* Problem to work on: Give every entry again, word for word.

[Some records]
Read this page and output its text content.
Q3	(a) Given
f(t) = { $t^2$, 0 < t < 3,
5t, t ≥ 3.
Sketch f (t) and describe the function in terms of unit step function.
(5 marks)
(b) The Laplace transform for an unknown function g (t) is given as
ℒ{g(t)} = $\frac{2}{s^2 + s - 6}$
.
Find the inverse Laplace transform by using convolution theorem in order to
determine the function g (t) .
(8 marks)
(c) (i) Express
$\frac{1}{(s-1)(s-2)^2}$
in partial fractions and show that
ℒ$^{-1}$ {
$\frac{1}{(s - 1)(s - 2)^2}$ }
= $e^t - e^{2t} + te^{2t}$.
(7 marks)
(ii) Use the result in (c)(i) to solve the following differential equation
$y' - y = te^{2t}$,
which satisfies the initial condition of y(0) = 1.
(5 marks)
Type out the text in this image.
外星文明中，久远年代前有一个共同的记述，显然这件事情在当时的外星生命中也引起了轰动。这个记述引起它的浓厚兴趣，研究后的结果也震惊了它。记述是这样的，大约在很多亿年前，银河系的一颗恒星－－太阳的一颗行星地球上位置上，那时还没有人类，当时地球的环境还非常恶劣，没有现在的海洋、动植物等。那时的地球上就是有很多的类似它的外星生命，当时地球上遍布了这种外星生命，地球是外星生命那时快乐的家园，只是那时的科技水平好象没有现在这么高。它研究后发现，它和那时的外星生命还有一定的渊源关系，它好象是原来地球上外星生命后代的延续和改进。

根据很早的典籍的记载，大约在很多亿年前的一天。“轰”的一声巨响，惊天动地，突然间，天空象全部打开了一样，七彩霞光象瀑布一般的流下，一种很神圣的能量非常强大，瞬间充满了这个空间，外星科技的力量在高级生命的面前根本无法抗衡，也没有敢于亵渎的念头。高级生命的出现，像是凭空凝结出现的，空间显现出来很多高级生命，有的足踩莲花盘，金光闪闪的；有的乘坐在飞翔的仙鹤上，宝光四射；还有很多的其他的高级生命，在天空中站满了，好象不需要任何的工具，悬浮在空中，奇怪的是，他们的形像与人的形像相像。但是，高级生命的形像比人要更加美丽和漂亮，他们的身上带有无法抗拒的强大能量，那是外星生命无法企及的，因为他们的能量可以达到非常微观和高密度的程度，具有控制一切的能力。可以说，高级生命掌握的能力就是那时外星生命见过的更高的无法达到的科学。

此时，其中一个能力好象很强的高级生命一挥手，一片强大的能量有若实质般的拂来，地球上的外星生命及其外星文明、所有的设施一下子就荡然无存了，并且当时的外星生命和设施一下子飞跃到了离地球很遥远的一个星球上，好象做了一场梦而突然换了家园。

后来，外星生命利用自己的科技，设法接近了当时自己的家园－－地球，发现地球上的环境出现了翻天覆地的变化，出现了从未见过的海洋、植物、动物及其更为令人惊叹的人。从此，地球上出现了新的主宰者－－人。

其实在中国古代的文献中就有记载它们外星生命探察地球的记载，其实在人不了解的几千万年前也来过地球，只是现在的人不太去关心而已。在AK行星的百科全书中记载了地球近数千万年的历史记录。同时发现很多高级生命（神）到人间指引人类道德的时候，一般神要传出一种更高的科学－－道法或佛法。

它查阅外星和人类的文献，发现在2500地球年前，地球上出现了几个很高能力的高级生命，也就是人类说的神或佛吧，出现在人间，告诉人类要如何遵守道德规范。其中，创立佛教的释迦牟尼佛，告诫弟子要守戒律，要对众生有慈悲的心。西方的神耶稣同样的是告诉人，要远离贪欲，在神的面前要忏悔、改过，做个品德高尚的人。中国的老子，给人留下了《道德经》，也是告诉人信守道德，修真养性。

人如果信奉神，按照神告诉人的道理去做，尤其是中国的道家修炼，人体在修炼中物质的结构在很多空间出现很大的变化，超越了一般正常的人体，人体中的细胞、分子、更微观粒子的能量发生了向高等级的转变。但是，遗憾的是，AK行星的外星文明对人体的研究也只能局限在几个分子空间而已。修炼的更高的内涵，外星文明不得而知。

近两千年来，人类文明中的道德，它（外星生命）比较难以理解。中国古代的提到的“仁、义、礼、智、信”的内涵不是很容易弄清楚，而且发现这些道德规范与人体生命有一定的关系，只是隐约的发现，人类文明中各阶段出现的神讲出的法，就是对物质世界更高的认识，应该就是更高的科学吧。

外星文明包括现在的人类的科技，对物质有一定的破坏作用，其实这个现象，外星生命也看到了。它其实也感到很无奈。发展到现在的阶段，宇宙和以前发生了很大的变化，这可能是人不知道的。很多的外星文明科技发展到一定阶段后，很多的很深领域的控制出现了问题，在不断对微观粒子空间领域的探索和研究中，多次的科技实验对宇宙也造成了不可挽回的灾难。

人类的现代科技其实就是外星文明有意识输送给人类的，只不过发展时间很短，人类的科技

* Exercise output:
Read this page and output its text content.
Q3	(a) Given
f(t) = { $t^2$, 0 < t < 3,
5t, t ≥ 3.
Sketch f (t) and describe the function in terms of unit step function.
(5 marks)
(b) The Laplace transform for an unknown function g (t) is given as
ℒ{g(t)} = $\frac{2}{s^2 + s - 6}$
.
Find the inverse Laplace transform by using convolution theorem in order to
determine the function g (t) .
(8 marks)
(c) (i) Express
$\frac{1}{(s-1)(s-2)^2}$
in partial fractions and show that
ℒ$^{-1}$ {
$\frac{1}{(s - 1)(s - 2)^2}$ }
= $e^t - e^{2t} + te^{2t}$.
(7 marks)
(ii) Use the result in (c)(i) to solve the following differential equation
$y' - y = te^{2t}$,
which satisfies the initial condition of y(0) = 1.
(5 marks)
Type out the text in this image.
外星文明中，久远年代前有一个共同的记述，显然这件事情在当时的外星生命中也引起了轰动。这个记述引起它的浓厚兴趣，研究后的结果也震惊了它。记述是这样的，大约在很多亿年前，银河系的一颗恒星－－太阳的一颗行星地球上位置上，那时还没有人类，当时地球的环境还非常恶劣，没有现在的海洋、动植物等。那时的地球上就是有很多的类似它的外星生命，当时地球上遍布了这种外星生命，地球是外星生命那时快乐的家园，只是那时的科技水平好象没有现在这么高。它研究后发现，它和那时的外星生命还有一定的渊源关系，它好象是原来地球上外星生命后代的延续和改进。

根据很早的典籍的记载，大约在很多亿年前的一天。“轰”的一声巨响，惊天动地，突然间，天空象全部打开了一样，七彩霞光象瀑布一般的流下，一种很神圣的能量非常强大，瞬间充满了这个空间，外星科技的力量在高级生命的面前根本无法抗衡，也没有敢于亵渎的念头。高级生命的出现，像是凭空凝结出现的，空间显现出来很多高级生命，有的足踩莲花盘，金光闪闪的；有的乘坐在飞翔的仙鹤上，宝光四射；还有很多的其他的高级生命，在天空中站满了，好象不需要任何的工具，悬浮在空中，奇怪的是，他们的形像与人的形像相像。但是，高级生命的形像比人要更加美丽和漂亮，他们的身上带有无法抗拒的强大能量，那是外星生命无法企及的，因为他们的能量可以达到非常微观和高密度的程度，具有控制一切的能力。可以说，高级生命掌握的能力就是那时外星生命见过的更高的无法达到的科学。

此时，其中一个能力好象很强的高级生命一挥手，一片强大的能量有若实质般的拂来，地球上的外星生命及其外星文明、所有的设施一下子就荡然无存了，并且当时的外星生命和设施一下子飞跃到了离地球很遥远的一个星球上，好象做了一场梦而突然换了家园。

后来，外星生命利用自己的科技，设法接近了当时自己的家园－－地球，发现地球上的环境出现了翻天覆地的变化，出现了从未见过的海洋、植物、动物及其更为令人惊叹的人。从此，地球上出现了新的主宰者－－人。

其实在中国古代的文献中就有记载它们外星生命探察地球的记载，其实在人不了解的几千万年前也来过地球，只是现在的人不太去关心而已。在AK行星的百科全书中记载了地球近数千万年的历史记录。同时发现很多高级生命（神）到人间指引人类道德的时候，一般神要传出一种更高的科学－－道法或佛法。

它查阅外星和人类的文献，发现在2500地球年前，地球上出现了几个很高能力的高级生命，也就是人类说的神或佛吧，出现在人间，告诉人类要如何遵守道德规范。其中，创立佛教的释迦牟尼佛，告诫弟子要守戒律，要对众生有慈悲的心。西方的神耶稣同样的是告诉人，要远离贪欲，在神的面前要忏悔、改过，做个品德高尚的人。中国的老子，给人留下了《道德经》，也是告诉人信守道德，修真养性。

人如果信奉神，按照神告诉人的道理去做，尤其是中国的道家修炼，人体在修炼中物质的结构在很多空间出现很大的变化，超越了一般正常的人体，人体中的细胞、分子、更微观粒子的能量发生了向高等级的转变。但是，遗憾的是，AK行星的外星文明对人体的研究也只能局限在几个分子空间而已。修炼的更高的内涵，外星文明不得而知。

近两千年来，人类文明中的道德，它（外星生命）比较难以理解。中国古代的提到的“仁、义、礼、智、信”的内涵不是很容易弄清楚，而且发现这些道德规范与人体生命有一定的关系，只是隐约的发现，人类文明中各阶段出现的神讲出的法，就是对物质世界更高的认识，应该就是更高的科学吧。

外星文明包括现在的人类的科技，对物质有一定的破坏作用，其实这个现象，外星生命也看到了。它其实也感到很无奈。发展到现在的阶段，宇宙和以前发生了很大的变化，这可能是人不知道的。很多的外星文明科技发展到一定阶段后，很多的很深领域的控制出现了问题，在不断对微观粒子空间领域的探索和研究中，多次的科技实验对宇宙也造成了不可挽回的灾难。

人类的现代科技其实就是外星文明有意识输送给人类的，只不过发展时间很短，人类的科技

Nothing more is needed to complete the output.